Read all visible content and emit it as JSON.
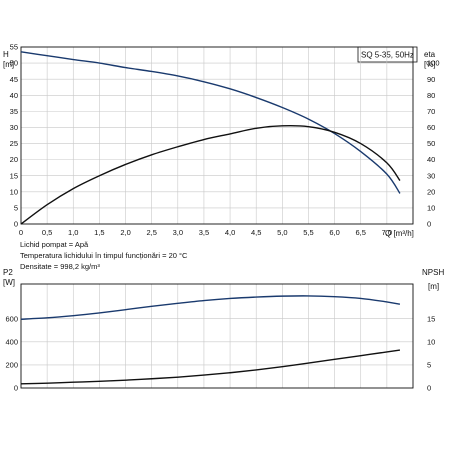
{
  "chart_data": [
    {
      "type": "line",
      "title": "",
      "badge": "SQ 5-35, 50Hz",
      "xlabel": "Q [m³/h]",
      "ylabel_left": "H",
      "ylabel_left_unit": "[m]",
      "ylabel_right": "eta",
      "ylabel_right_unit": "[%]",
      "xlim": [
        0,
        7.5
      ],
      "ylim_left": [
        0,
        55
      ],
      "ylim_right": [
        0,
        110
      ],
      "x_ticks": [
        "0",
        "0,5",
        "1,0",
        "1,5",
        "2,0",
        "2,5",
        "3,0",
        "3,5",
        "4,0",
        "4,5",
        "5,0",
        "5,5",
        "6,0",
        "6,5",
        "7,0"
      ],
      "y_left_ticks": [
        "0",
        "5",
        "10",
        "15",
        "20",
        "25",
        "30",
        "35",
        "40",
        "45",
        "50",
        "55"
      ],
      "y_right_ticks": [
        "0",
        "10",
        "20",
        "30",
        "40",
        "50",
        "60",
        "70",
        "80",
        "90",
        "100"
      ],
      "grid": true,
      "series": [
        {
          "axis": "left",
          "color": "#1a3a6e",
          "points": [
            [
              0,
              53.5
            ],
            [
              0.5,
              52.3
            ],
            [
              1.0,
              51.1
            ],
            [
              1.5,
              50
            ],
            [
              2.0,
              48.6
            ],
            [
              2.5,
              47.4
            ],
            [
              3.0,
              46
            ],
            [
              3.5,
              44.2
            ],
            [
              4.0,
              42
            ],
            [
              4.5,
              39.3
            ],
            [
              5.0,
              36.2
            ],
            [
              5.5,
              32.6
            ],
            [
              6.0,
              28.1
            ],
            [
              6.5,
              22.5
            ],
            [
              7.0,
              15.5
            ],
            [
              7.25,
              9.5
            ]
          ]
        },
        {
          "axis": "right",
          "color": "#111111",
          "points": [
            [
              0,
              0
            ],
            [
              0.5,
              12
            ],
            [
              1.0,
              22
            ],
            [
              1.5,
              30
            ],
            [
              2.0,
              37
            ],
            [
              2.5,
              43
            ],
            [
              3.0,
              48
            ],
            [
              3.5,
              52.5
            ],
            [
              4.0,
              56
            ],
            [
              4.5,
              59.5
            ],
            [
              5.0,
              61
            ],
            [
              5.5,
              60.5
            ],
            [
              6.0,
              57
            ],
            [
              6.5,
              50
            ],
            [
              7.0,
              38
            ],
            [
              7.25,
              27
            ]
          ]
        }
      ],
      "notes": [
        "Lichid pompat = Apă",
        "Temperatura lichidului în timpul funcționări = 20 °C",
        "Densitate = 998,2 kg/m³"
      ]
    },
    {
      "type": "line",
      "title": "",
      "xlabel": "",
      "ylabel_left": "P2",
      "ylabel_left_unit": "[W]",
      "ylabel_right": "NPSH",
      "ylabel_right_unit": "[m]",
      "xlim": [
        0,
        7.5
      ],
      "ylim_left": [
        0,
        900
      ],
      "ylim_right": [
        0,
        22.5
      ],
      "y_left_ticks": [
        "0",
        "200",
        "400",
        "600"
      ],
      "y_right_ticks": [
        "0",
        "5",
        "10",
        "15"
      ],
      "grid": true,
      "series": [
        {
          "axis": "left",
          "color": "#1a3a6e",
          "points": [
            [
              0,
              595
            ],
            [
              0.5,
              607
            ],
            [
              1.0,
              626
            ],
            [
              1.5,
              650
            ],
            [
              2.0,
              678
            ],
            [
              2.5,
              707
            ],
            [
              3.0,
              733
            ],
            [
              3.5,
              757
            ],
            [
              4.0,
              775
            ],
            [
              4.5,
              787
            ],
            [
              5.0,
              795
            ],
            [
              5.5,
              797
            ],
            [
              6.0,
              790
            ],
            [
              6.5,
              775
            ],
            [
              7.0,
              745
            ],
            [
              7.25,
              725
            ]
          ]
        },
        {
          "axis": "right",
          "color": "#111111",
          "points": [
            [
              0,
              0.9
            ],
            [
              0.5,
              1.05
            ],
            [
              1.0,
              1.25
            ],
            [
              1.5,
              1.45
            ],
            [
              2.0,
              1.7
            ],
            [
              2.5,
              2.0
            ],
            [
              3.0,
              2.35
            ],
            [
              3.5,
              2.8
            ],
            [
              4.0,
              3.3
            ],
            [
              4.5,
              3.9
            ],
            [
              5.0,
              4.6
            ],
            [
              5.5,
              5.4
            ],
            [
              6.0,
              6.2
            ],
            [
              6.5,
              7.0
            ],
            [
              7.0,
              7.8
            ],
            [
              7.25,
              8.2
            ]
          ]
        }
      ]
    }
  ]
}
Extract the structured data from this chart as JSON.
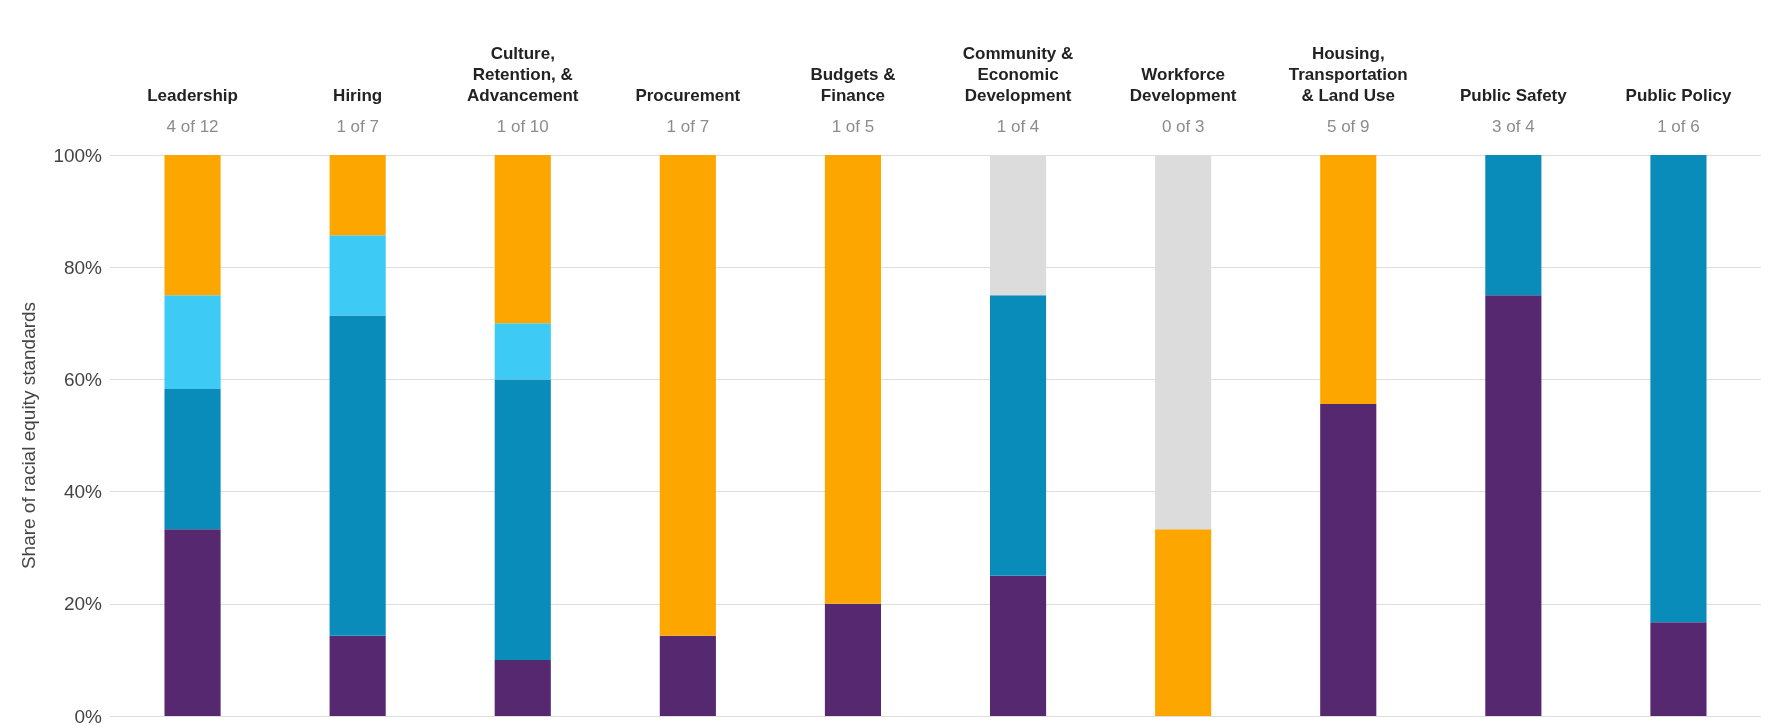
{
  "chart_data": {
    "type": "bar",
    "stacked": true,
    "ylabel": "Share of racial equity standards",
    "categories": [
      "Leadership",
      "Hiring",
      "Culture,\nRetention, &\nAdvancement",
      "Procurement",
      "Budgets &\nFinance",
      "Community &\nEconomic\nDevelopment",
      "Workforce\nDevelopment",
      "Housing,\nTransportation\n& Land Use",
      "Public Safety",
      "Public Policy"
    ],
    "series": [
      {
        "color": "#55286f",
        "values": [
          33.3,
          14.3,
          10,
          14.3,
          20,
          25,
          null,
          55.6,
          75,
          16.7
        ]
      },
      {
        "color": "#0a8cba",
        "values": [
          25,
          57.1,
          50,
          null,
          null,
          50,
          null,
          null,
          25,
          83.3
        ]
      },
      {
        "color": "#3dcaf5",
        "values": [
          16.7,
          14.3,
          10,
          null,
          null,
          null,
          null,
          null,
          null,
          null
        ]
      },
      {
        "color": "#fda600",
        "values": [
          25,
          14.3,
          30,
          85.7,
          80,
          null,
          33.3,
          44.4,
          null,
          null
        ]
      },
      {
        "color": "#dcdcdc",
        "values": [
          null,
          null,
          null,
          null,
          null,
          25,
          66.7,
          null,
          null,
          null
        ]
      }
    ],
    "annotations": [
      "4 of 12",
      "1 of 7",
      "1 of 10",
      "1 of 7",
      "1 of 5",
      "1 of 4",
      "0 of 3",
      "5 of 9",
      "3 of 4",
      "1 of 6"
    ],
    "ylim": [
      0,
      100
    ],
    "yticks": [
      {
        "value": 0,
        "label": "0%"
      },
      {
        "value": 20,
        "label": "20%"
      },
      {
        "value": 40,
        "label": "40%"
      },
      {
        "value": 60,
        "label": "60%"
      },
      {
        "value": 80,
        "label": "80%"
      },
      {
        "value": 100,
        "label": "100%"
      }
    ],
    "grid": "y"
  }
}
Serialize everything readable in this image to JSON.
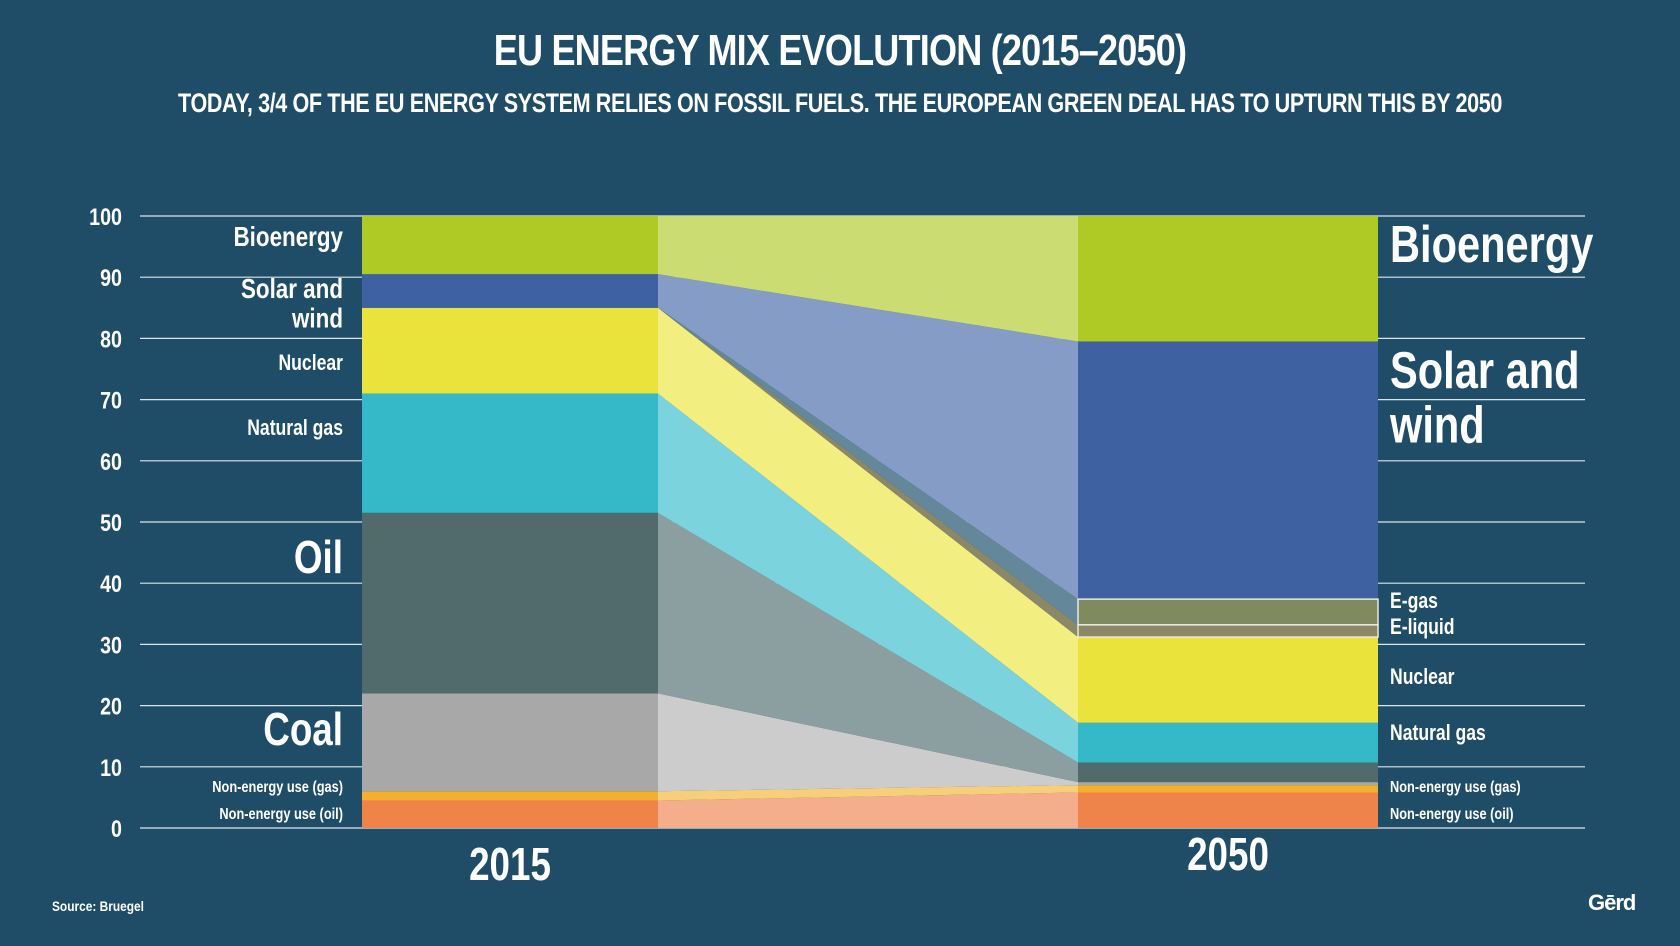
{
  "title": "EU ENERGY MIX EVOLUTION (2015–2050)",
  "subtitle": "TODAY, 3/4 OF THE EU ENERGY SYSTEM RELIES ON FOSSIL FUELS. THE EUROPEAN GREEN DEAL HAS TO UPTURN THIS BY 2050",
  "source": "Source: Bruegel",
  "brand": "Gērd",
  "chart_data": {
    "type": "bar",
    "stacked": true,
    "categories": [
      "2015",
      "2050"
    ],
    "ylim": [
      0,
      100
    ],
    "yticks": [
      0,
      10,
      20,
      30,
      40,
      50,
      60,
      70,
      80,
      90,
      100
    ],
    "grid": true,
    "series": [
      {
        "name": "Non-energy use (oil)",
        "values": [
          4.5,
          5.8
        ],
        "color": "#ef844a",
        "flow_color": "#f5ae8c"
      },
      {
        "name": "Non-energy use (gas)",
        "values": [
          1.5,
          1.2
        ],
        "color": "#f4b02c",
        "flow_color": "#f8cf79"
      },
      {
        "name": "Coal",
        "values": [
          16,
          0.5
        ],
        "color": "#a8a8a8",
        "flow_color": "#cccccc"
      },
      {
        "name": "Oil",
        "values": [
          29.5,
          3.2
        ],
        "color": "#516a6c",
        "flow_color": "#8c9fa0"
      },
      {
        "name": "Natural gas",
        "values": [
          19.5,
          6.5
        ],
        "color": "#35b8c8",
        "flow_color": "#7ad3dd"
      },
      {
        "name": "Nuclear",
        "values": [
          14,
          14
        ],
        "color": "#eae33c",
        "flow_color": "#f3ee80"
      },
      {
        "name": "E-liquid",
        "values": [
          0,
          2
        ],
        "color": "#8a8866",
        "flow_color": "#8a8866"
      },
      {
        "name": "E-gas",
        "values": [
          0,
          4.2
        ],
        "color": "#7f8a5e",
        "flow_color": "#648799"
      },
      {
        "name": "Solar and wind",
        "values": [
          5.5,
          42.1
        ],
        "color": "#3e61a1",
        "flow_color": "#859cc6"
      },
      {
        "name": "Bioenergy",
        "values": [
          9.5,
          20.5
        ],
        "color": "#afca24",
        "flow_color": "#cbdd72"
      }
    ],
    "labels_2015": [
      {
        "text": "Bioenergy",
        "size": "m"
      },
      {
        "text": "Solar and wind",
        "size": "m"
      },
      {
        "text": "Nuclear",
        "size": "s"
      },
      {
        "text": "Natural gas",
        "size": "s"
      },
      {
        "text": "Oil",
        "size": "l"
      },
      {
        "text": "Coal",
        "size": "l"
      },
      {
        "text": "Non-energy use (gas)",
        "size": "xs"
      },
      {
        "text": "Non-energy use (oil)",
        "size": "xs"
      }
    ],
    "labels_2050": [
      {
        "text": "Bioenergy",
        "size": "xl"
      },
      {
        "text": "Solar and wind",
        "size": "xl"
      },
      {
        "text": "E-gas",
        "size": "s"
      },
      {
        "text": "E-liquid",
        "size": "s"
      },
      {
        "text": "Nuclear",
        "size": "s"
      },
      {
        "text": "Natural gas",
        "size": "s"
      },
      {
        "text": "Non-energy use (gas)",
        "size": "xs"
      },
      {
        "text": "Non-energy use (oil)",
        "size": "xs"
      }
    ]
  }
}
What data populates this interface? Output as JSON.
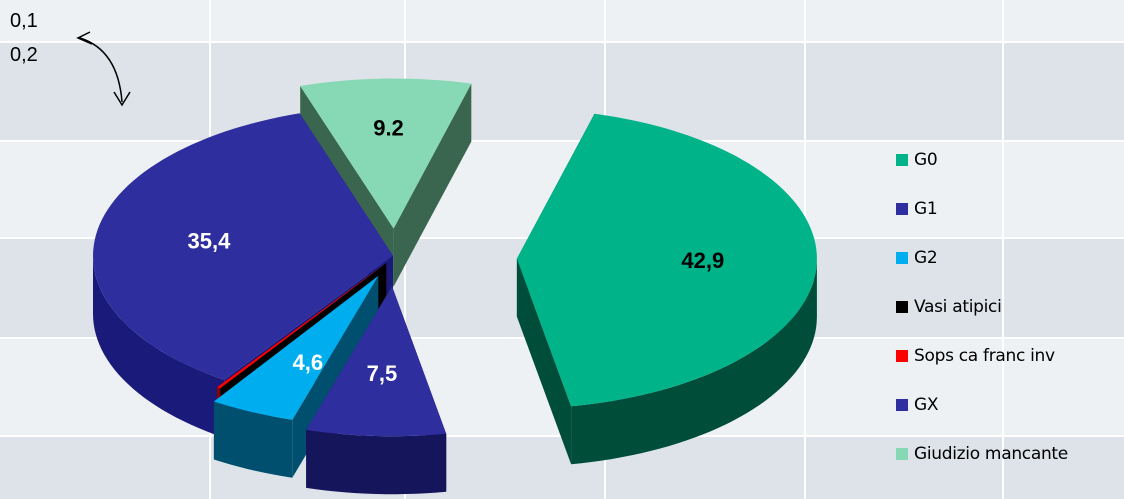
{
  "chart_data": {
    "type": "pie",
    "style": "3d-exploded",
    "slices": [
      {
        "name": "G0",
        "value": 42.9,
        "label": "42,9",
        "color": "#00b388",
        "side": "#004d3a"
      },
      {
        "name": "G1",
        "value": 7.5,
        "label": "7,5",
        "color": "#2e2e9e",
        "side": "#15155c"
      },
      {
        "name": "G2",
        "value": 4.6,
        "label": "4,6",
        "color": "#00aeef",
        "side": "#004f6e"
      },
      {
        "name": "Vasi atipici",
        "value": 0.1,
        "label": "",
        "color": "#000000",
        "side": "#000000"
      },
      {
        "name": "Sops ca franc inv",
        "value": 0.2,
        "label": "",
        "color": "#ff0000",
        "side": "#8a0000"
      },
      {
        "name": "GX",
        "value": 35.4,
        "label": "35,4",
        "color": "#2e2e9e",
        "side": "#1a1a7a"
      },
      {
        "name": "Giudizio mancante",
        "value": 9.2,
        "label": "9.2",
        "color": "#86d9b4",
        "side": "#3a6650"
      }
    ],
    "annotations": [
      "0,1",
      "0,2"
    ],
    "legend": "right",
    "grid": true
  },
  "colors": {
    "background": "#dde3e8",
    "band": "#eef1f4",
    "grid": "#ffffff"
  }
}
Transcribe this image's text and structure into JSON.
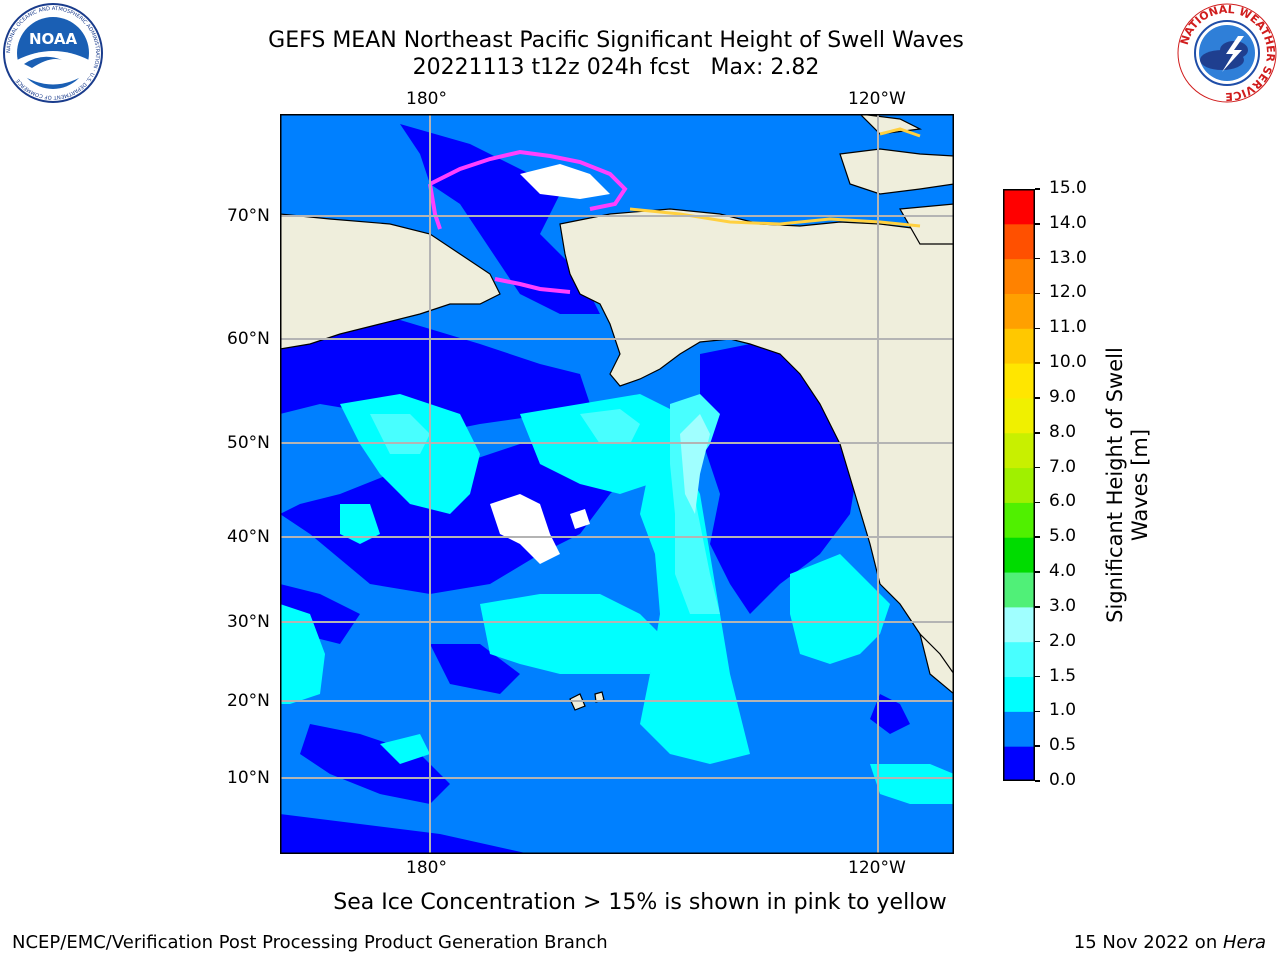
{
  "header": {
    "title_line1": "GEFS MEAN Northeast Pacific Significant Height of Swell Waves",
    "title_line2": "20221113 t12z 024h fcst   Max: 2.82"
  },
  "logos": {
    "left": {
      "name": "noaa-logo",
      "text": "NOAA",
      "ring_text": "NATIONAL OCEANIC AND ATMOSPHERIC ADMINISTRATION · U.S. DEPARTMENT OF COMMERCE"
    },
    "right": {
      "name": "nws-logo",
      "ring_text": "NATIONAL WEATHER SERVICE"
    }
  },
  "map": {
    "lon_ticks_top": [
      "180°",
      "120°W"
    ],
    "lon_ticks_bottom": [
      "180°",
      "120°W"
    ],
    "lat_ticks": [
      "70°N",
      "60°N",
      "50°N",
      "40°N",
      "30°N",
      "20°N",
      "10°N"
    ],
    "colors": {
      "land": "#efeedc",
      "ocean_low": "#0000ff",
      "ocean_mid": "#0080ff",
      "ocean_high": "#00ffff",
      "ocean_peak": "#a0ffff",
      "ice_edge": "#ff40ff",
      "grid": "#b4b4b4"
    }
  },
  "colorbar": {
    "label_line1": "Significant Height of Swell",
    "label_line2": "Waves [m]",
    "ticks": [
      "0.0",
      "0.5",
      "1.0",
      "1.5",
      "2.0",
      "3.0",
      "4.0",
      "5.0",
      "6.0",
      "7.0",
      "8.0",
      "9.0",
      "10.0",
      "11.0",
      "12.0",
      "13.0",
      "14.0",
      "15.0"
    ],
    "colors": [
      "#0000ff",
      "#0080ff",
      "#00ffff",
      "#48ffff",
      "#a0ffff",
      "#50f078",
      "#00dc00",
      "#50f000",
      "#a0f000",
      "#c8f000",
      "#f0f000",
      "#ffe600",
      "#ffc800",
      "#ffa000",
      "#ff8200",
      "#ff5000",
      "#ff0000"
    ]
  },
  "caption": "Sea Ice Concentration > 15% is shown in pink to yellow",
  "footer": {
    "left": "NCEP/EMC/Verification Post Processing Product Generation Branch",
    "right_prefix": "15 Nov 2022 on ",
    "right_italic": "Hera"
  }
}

:::::

- **What is needed**
Look through the data and show every line containing "grid".

- **Solution to the problem**
      "grid": true,
      "grid": true,
    "grid": "y"
    "grid": true,
    "grid": true
    "grid": "#ffffff"
      "grid": "#b4b4b4"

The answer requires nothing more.